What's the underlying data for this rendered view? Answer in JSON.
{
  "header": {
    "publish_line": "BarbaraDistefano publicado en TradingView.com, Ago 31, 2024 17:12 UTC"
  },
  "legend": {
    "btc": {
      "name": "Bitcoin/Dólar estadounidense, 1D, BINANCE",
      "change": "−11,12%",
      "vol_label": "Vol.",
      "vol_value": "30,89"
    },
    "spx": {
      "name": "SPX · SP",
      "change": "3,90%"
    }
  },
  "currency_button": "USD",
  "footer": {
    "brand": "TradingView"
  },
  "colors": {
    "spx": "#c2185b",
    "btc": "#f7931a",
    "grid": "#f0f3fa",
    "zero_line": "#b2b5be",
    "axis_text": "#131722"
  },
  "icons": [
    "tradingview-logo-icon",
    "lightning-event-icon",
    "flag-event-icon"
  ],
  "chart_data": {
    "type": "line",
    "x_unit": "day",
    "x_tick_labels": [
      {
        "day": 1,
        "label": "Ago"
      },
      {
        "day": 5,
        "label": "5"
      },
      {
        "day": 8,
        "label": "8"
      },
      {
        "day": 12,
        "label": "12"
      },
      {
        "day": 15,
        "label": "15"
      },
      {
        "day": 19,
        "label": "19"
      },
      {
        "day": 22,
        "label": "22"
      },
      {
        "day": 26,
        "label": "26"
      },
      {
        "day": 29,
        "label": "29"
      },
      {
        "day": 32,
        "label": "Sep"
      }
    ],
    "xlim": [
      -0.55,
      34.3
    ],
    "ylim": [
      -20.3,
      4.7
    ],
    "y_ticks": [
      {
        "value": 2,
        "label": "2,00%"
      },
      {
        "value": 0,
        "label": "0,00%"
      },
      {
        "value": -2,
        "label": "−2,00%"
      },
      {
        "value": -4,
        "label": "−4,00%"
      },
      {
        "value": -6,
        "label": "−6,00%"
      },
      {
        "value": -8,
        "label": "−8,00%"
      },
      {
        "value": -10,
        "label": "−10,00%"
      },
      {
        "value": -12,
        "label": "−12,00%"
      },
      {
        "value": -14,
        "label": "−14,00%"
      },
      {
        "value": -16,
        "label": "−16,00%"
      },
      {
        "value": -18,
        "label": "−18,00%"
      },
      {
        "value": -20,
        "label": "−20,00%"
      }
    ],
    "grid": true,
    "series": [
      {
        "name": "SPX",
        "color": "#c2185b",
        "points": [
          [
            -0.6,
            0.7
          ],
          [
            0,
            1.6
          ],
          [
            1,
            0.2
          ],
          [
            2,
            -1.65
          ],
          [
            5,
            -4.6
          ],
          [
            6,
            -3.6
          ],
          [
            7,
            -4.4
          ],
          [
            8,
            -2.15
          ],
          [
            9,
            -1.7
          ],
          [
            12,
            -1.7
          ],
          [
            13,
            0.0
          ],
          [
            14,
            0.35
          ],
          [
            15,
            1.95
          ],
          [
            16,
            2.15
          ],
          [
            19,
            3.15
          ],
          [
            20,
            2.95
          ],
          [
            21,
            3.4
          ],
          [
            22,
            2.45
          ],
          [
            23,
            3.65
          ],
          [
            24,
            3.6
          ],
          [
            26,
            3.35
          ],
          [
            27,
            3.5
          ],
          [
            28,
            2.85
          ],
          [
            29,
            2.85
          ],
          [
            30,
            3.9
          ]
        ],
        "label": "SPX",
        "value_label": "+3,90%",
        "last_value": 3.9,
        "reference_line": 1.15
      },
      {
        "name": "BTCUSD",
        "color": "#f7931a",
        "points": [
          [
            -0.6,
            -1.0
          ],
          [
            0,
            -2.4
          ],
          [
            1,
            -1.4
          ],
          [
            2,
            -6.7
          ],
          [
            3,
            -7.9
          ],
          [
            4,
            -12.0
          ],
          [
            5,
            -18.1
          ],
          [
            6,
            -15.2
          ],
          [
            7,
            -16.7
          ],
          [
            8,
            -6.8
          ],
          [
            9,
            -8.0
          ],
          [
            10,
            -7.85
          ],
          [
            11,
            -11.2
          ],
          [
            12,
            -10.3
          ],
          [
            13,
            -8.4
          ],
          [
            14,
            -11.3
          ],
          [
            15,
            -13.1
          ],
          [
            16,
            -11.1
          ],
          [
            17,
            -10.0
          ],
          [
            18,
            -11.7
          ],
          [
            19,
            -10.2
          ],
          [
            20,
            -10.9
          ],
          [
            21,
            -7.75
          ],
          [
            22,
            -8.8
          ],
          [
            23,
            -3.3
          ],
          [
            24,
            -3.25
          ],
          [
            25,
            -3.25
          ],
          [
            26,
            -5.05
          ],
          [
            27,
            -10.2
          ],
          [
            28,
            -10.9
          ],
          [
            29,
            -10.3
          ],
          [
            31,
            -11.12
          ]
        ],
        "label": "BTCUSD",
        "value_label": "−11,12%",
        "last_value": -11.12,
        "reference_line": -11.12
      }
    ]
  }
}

▸ DIRECTIVE
Return the listing above in full, character for character.

▸ WORKED ANSWER
What's the underlying data for this rendered view? Answer in JSON.
{
  "header": {
    "publish_line": "BarbaraDistefano publicado en TradingView.com, Ago 31, 2024 17:12 UTC"
  },
  "legend": {
    "btc": {
      "name": "Bitcoin/Dólar estadounidense, 1D, BINANCE",
      "change": "−11,12%",
      "vol_label": "Vol.",
      "vol_value": "30,89"
    },
    "spx": {
      "name": "SPX · SP",
      "change": "3,90%"
    }
  },
  "currency_button": "USD",
  "footer": {
    "brand": "TradingView"
  },
  "colors": {
    "spx": "#c2185b",
    "btc": "#f7931a",
    "grid": "#f0f3fa",
    "zero_line": "#b2b5be",
    "axis_text": "#131722"
  },
  "icons": [
    "tradingview-logo-icon",
    "lightning-event-icon",
    "flag-event-icon"
  ],
  "chart_data": {
    "type": "line",
    "x_unit": "day",
    "x_tick_labels": [
      {
        "day": 1,
        "label": "Ago"
      },
      {
        "day": 5,
        "label": "5"
      },
      {
        "day": 8,
        "label": "8"
      },
      {
        "day": 12,
        "label": "12"
      },
      {
        "day": 15,
        "label": "15"
      },
      {
        "day": 19,
        "label": "19"
      },
      {
        "day": 22,
        "label": "22"
      },
      {
        "day": 26,
        "label": "26"
      },
      {
        "day": 29,
        "label": "29"
      },
      {
        "day": 32,
        "label": "Sep"
      }
    ],
    "xlim": [
      -0.55,
      34.3
    ],
    "ylim": [
      -20.3,
      4.7
    ],
    "y_ticks": [
      {
        "value": 2,
        "label": "2,00%"
      },
      {
        "value": 0,
        "label": "0,00%"
      },
      {
        "value": -2,
        "label": "−2,00%"
      },
      {
        "value": -4,
        "label": "−4,00%"
      },
      {
        "value": -6,
        "label": "−6,00%"
      },
      {
        "value": -8,
        "label": "−8,00%"
      },
      {
        "value": -10,
        "label": "−10,00%"
      },
      {
        "value": -12,
        "label": "−12,00%"
      },
      {
        "value": -14,
        "label": "−14,00%"
      },
      {
        "value": -16,
        "label": "−16,00%"
      },
      {
        "value": -18,
        "label": "−18,00%"
      },
      {
        "value": -20,
        "label": "−20,00%"
      }
    ],
    "grid": true,
    "series": [
      {
        "name": "SPX",
        "color": "#c2185b",
        "points": [
          [
            -0.6,
            0.7
          ],
          [
            0,
            1.6
          ],
          [
            1,
            0.2
          ],
          [
            2,
            -1.65
          ],
          [
            5,
            -4.6
          ],
          [
            6,
            -3.6
          ],
          [
            7,
            -4.4
          ],
          [
            8,
            -2.15
          ],
          [
            9,
            -1.7
          ],
          [
            12,
            -1.7
          ],
          [
            13,
            0.0
          ],
          [
            14,
            0.35
          ],
          [
            15,
            1.95
          ],
          [
            16,
            2.15
          ],
          [
            19,
            3.15
          ],
          [
            20,
            2.95
          ],
          [
            21,
            3.4
          ],
          [
            22,
            2.45
          ],
          [
            23,
            3.65
          ],
          [
            24,
            3.6
          ],
          [
            26,
            3.35
          ],
          [
            27,
            3.5
          ],
          [
            28,
            2.85
          ],
          [
            29,
            2.85
          ],
          [
            30,
            3.9
          ]
        ],
        "label": "SPX",
        "value_label": "+3,90%",
        "last_value": 3.9,
        "reference_line": 1.15
      },
      {
        "name": "BTCUSD",
        "color": "#f7931a",
        "points": [
          [
            -0.6,
            -1.0
          ],
          [
            0,
            -2.4
          ],
          [
            1,
            -1.4
          ],
          [
            2,
            -6.7
          ],
          [
            3,
            -7.9
          ],
          [
            4,
            -12.0
          ],
          [
            5,
            -18.1
          ],
          [
            6,
            -15.2
          ],
          [
            7,
            -16.7
          ],
          [
            8,
            -6.8
          ],
          [
            9,
            -8.0
          ],
          [
            10,
            -7.85
          ],
          [
            11,
            -11.2
          ],
          [
            12,
            -10.3
          ],
          [
            13,
            -8.4
          ],
          [
            14,
            -11.3
          ],
          [
            15,
            -13.1
          ],
          [
            16,
            -11.1
          ],
          [
            17,
            -10.0
          ],
          [
            18,
            -11.7
          ],
          [
            19,
            -10.2
          ],
          [
            20,
            -10.9
          ],
          [
            21,
            -7.75
          ],
          [
            22,
            -8.8
          ],
          [
            23,
            -3.3
          ],
          [
            24,
            -3.25
          ],
          [
            25,
            -3.25
          ],
          [
            26,
            -5.05
          ],
          [
            27,
            -10.2
          ],
          [
            28,
            -10.9
          ],
          [
            29,
            -10.3
          ],
          [
            31,
            -11.12
          ]
        ],
        "label": "BTCUSD",
        "value_label": "−11,12%",
        "last_value": -11.12,
        "reference_line": -11.12
      }
    ]
  }
}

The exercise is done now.